◆ REQUIREMENT
Look through the material below. Copy every line with the string "title" in it.

---------- DATA IN THIS EXERCISE ----------

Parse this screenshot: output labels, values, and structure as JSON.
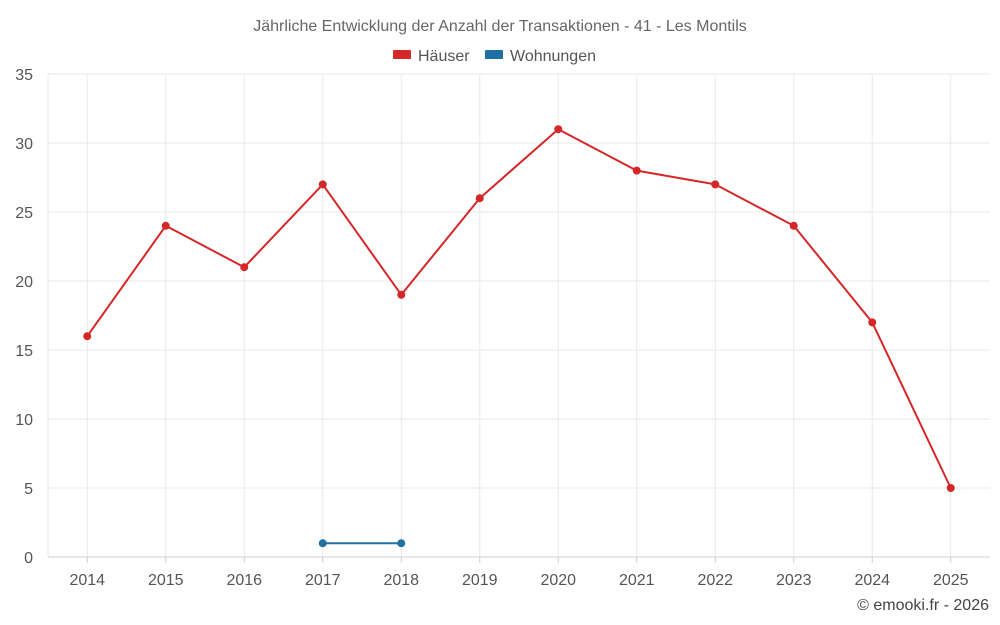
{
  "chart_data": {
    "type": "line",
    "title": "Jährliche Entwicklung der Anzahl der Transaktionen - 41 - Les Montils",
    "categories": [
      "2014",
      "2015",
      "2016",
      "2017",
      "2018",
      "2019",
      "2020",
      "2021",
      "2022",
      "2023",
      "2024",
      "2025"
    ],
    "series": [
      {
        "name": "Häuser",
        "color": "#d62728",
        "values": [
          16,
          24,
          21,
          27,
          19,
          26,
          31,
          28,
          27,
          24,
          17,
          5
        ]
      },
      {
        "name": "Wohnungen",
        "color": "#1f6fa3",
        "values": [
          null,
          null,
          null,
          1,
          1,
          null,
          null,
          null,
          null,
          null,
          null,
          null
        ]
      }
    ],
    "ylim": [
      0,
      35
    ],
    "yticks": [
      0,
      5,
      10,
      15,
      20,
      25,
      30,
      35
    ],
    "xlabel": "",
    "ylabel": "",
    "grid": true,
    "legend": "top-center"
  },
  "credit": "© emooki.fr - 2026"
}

----------
---------- DATA IN THIS EXERCISE ----------

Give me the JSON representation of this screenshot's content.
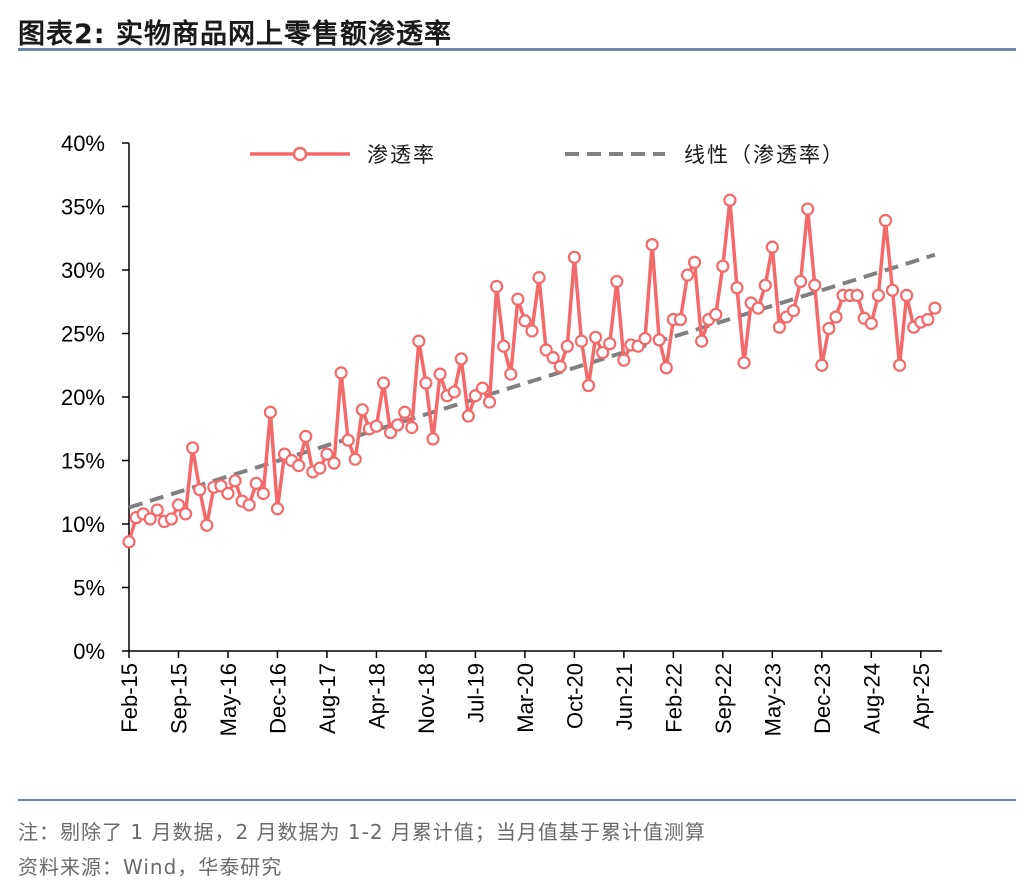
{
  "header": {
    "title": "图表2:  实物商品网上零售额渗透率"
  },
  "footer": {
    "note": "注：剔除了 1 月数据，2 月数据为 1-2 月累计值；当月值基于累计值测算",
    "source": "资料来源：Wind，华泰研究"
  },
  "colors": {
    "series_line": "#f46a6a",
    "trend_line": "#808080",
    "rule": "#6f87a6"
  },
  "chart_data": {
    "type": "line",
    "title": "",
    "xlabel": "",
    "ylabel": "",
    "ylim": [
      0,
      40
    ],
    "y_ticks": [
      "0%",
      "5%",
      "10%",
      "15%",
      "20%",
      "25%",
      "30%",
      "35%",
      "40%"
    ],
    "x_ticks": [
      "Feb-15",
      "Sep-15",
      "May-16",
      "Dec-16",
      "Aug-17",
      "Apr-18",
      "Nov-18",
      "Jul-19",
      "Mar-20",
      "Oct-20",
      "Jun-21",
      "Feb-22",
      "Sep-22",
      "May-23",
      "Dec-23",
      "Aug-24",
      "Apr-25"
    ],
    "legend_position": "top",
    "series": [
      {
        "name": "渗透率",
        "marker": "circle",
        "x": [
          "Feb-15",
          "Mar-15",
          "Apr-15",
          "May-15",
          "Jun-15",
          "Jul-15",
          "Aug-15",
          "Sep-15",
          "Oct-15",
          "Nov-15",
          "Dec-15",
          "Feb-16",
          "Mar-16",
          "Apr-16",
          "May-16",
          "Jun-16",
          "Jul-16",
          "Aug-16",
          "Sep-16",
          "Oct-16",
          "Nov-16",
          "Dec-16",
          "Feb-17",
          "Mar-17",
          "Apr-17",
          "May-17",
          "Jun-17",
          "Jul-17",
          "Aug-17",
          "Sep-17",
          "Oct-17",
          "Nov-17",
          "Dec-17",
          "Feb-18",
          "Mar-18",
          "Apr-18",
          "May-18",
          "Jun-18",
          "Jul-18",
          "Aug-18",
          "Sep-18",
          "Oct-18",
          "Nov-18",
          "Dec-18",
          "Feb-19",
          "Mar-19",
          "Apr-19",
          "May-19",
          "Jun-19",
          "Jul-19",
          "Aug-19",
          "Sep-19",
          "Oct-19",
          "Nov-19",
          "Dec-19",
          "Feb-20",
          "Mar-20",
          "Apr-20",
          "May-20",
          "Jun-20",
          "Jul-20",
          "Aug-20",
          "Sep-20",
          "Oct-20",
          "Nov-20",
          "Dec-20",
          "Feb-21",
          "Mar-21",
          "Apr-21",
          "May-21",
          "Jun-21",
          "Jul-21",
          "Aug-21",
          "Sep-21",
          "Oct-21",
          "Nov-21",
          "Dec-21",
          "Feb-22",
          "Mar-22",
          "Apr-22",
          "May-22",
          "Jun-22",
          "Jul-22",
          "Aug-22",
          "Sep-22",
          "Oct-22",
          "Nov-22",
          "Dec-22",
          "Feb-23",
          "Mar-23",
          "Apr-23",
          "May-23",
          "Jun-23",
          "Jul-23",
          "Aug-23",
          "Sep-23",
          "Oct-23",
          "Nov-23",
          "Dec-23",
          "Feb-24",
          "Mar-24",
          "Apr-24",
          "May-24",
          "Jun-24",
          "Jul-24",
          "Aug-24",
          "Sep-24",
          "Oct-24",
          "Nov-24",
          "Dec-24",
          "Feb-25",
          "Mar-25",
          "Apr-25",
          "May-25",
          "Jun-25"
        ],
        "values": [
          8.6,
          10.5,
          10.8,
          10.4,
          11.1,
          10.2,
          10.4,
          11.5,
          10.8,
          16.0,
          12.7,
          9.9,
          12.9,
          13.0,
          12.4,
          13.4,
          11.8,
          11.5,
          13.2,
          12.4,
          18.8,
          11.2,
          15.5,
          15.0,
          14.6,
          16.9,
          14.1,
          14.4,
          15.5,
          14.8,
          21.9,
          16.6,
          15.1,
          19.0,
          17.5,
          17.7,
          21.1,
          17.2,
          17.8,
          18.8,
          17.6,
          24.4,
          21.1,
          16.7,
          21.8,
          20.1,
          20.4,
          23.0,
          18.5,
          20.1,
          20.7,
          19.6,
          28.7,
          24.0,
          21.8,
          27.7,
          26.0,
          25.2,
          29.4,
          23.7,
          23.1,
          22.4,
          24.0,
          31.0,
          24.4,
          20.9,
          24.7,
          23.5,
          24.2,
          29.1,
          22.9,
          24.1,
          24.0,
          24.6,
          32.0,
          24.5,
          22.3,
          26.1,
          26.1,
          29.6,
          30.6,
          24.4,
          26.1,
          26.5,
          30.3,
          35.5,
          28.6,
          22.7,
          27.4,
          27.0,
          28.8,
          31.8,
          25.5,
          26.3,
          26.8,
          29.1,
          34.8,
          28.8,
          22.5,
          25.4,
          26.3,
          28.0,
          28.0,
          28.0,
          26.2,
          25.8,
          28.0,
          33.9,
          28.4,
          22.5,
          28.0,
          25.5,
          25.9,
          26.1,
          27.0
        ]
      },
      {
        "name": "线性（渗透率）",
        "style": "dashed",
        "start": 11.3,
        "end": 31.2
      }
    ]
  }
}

----------
---------- DATA IN THIS EXERCISE ----------

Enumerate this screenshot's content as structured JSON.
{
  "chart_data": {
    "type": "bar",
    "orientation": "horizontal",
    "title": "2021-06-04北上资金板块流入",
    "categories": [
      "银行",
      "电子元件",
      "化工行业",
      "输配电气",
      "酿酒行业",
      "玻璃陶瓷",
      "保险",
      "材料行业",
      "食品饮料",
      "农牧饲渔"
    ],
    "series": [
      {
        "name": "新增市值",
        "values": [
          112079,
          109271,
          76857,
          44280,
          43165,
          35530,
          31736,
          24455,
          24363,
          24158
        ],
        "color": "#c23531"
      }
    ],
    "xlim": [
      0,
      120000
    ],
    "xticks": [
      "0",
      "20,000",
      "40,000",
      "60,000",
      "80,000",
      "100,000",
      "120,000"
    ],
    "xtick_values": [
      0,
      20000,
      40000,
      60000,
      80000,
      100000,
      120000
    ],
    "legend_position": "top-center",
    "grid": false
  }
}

----------

◆ SOLUTION BELOW
    "title": "Jährliche Entwicklung der Anzahl der Transaktionen - 41 - Les Montils",
    "title": "图表2:  实物商品网上零售额渗透率"
    "title": "",
    "title": "2021-06-04北上资金板块流入",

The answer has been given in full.